Document segment>

-- -- --

Mashina Vremeni () is a Russian rock band founded in 1969. Mashina Vremeni was a pioneer of Soviet rock music and remains one of the oldest still-active rock bands in Russia. The band's music incorporates elements of classic rock, blues, and bard's song. Mashina Vremeni's best known members are Andrei Makarevich (founder, principal singer-songwriter, public face of the band), Alexander Kutikov (bass player and producer/sound engineer), and Evgeny Margulis (guitarist/songwriter).

History

Andrei Makarevich's musical career can be traced to a school band called The Kids, which was made up of two male guitarists and two female vocalists. The group sang mostly English-language folk songs and performed primarily at talent shows put on in Moscow schools. According to Makarevich, the momentous event in his musical career came when the Soviet group VIA Atlanty () visited his school and allowed him to play a couple of songs on their equipment during a break in the performance. On the heels of this experience, Makarevich joined with other musically talented students from his school and another school to form Mashiny Vremeni ( – in plural form imitating The Beatles, The Rolling Stones, etc.). The most significant founding members included Sergey Kawagoe and Andrey Makarevich. The band's repertoire consisted of eleven songs in English, now lost.

Mashina Vremeni started playing during the last years of the Brezhnev era, but could not get official bookings as a professional band. In 1979 Makarevich signed the band up with Rosconcert, becoming legitimate in the State music system.

Timeline
 1971 – Alexander Kutikov becomes the bass player, introducing more of buoyant rock-n-roll into the band's material
 1972 – Line-up losses in the band as several members are drafted into service (which to this day is compulsory in Russia)
 1973 – Tensions between Sergey Kawagoe and Alexander Kutikov; the latter leaves the band for a hard rock outfit Visokosnoe Leto (Leap Year Summer)

-- -- --

Given data>
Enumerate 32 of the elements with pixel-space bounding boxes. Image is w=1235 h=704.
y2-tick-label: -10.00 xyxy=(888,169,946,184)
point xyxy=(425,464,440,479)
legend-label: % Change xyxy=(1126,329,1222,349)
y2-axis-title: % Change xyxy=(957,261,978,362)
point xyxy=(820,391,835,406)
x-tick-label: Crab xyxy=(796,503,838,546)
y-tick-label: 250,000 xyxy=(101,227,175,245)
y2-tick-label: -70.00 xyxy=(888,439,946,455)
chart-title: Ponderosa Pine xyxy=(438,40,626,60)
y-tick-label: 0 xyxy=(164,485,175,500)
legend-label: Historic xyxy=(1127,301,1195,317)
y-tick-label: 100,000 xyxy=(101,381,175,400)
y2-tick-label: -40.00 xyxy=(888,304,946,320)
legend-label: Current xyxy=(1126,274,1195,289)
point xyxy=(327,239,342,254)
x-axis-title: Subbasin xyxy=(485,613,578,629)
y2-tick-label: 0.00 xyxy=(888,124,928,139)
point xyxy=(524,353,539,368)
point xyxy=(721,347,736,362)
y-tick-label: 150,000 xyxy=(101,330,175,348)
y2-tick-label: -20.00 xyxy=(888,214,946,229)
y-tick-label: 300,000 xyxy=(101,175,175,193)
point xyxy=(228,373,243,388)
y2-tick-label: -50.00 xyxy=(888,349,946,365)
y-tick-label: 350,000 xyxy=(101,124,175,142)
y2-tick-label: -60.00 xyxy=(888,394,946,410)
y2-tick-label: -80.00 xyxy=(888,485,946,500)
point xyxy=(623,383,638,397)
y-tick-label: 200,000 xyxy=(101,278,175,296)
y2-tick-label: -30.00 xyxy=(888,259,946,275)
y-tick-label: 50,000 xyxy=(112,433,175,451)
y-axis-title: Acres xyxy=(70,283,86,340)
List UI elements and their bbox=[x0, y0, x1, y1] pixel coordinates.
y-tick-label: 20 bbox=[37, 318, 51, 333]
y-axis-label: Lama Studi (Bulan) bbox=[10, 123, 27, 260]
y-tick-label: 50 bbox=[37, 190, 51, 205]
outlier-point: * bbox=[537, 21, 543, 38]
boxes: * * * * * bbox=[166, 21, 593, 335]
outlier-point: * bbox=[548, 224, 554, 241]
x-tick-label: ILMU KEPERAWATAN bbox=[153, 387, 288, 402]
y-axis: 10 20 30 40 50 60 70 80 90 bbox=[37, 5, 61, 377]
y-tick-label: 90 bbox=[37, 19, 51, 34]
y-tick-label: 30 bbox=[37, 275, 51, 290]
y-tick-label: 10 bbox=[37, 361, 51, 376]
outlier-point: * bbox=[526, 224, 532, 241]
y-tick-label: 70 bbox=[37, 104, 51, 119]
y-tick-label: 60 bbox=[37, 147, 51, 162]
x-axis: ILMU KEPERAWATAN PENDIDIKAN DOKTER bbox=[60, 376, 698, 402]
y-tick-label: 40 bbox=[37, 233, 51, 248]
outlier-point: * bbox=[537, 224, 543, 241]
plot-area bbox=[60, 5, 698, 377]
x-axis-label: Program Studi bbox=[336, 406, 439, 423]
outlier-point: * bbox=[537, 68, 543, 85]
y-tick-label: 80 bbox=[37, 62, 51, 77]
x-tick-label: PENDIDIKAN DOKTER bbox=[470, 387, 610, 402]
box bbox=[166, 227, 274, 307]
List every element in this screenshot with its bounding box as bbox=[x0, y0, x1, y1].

-- -- --

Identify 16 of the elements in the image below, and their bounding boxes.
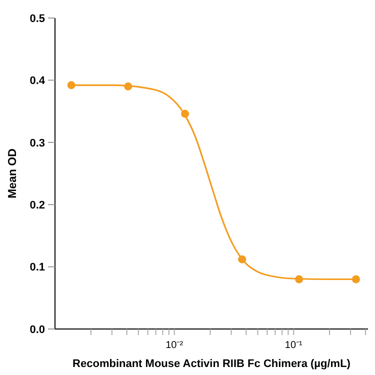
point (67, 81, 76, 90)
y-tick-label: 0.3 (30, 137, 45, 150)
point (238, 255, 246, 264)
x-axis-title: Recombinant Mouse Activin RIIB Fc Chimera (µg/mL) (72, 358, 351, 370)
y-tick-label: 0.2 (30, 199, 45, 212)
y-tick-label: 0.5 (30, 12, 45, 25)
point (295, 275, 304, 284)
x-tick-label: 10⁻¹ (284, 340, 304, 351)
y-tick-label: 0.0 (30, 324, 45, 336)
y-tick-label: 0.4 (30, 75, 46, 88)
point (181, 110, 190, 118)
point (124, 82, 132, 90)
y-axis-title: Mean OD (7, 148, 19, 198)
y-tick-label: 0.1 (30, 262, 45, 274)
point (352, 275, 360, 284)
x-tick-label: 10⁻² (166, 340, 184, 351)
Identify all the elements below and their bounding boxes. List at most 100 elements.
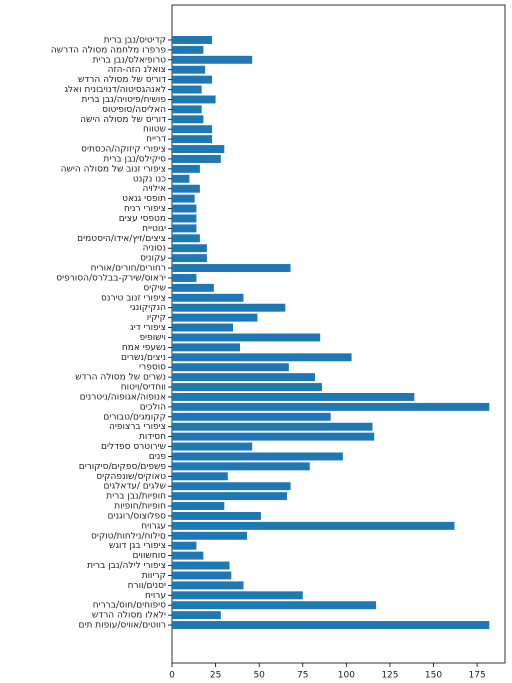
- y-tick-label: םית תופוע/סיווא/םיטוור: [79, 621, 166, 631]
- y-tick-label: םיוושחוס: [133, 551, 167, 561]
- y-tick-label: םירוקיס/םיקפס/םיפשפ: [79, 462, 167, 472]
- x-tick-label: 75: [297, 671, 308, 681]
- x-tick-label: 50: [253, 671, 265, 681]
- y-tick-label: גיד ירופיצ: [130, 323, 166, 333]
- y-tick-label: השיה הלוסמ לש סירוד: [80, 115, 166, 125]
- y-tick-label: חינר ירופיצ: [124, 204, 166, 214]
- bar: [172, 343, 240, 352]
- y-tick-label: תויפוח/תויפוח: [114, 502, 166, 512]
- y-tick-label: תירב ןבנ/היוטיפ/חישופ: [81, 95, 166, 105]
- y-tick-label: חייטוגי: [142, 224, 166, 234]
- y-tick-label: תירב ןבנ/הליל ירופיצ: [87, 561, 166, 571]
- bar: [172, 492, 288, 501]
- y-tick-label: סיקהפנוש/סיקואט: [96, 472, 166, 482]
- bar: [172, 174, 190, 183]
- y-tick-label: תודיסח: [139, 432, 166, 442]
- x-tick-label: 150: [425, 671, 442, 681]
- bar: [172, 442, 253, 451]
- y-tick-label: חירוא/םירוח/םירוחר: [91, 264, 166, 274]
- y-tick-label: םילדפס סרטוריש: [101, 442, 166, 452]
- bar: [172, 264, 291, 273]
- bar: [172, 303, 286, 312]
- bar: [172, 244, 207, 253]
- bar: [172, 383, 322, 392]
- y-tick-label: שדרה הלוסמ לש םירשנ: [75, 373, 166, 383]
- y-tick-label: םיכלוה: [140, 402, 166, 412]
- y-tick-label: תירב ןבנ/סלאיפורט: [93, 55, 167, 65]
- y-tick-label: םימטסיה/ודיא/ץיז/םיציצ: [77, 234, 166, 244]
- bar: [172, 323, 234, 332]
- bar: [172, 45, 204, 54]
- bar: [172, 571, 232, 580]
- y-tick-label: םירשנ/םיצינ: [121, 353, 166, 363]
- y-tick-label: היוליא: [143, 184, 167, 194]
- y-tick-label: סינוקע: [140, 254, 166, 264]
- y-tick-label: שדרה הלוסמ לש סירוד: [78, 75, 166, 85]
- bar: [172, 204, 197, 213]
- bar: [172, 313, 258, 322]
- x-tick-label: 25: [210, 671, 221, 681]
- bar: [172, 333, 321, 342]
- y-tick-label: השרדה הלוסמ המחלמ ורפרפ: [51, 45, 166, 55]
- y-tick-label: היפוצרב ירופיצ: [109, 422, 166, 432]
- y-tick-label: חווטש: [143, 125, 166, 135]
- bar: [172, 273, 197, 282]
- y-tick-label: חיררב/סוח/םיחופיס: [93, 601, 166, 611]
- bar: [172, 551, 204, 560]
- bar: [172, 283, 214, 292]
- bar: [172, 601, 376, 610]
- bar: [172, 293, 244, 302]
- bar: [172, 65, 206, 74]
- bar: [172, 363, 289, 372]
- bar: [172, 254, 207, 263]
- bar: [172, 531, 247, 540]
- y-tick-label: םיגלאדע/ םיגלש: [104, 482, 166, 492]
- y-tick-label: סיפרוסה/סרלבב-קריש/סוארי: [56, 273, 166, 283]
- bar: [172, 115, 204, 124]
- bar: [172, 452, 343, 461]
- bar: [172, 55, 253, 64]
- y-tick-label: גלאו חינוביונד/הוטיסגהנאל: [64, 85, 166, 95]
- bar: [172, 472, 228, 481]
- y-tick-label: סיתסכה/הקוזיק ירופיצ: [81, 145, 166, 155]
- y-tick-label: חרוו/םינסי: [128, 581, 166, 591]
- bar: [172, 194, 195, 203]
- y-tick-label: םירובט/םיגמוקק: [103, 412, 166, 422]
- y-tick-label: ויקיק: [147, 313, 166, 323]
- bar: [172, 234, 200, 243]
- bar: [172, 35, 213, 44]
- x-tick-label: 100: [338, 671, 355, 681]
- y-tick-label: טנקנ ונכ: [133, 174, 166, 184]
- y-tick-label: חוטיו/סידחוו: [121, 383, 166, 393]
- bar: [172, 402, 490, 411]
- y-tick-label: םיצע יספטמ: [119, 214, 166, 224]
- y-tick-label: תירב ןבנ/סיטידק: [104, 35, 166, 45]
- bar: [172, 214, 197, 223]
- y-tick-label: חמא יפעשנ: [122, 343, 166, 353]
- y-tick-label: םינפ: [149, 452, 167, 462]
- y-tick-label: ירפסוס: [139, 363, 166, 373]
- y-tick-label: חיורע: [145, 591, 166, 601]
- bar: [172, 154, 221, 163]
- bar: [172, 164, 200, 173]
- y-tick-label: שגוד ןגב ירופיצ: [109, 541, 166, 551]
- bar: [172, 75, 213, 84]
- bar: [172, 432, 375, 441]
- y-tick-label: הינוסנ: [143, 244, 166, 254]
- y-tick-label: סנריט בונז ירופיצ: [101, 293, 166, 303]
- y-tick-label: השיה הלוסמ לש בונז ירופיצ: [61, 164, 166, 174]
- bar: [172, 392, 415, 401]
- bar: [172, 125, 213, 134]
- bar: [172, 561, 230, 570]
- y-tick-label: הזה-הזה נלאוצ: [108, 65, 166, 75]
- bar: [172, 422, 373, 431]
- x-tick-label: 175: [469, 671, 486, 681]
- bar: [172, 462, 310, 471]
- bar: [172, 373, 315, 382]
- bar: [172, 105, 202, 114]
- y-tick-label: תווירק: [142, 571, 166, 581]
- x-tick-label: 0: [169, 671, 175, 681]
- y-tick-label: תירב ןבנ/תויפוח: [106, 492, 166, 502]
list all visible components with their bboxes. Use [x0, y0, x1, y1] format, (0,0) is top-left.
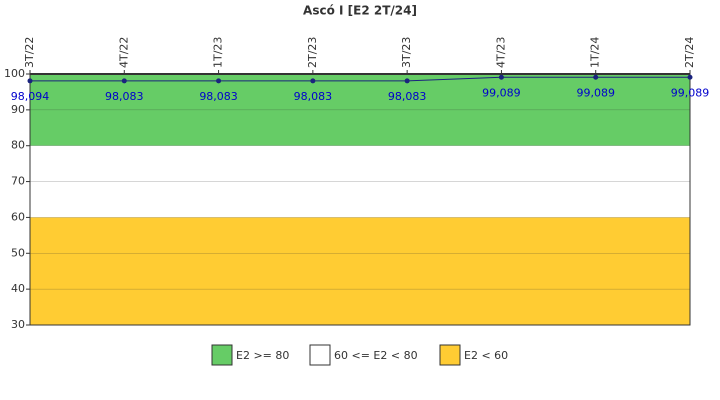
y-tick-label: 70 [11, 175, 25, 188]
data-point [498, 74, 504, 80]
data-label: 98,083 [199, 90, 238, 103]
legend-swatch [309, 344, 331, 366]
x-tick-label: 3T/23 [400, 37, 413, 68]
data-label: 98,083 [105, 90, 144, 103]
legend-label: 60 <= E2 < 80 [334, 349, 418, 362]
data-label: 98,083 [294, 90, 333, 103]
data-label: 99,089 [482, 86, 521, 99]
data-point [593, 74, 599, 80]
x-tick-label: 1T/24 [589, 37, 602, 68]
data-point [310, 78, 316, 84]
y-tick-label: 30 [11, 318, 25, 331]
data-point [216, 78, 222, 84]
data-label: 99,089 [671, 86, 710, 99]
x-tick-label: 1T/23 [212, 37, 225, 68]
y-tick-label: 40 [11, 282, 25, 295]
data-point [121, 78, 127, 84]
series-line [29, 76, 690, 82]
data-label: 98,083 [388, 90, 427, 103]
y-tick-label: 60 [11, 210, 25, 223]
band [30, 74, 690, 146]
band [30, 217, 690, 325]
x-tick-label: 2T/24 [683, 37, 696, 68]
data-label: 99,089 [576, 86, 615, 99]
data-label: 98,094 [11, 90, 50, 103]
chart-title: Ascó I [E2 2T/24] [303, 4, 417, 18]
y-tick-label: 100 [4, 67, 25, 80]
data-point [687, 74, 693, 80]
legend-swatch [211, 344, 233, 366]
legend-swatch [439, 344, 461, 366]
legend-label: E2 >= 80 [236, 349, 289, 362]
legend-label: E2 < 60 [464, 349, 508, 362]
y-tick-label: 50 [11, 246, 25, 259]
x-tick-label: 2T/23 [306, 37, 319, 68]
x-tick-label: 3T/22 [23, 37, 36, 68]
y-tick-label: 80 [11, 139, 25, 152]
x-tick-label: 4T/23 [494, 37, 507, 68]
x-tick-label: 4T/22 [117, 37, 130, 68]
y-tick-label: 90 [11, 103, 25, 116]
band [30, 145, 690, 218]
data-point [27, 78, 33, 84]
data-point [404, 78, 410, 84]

-- -- --

Set tasks>
A: Translate this sentence from the Mashina Vremeni article into Spanish: "The band's music incorporates elements of classic rock, blues, and bard's song."
B: Revise the Mashina Vremeni article between "Mashina Vremeni started" and "State music system.", inclusive, changing "professional band" to "touring band".

Solutions to each task>
A: La música de la banda incorpora elementos del rock clásico, el blues y la canción de autor.

B:
Mashina Vremeni started playing during the last years of the Brezhnev era, but could not get official bookings as a touring band. In 1979 Makarevich signed the band up with Rosconcert, becoming legitimate in the State music system.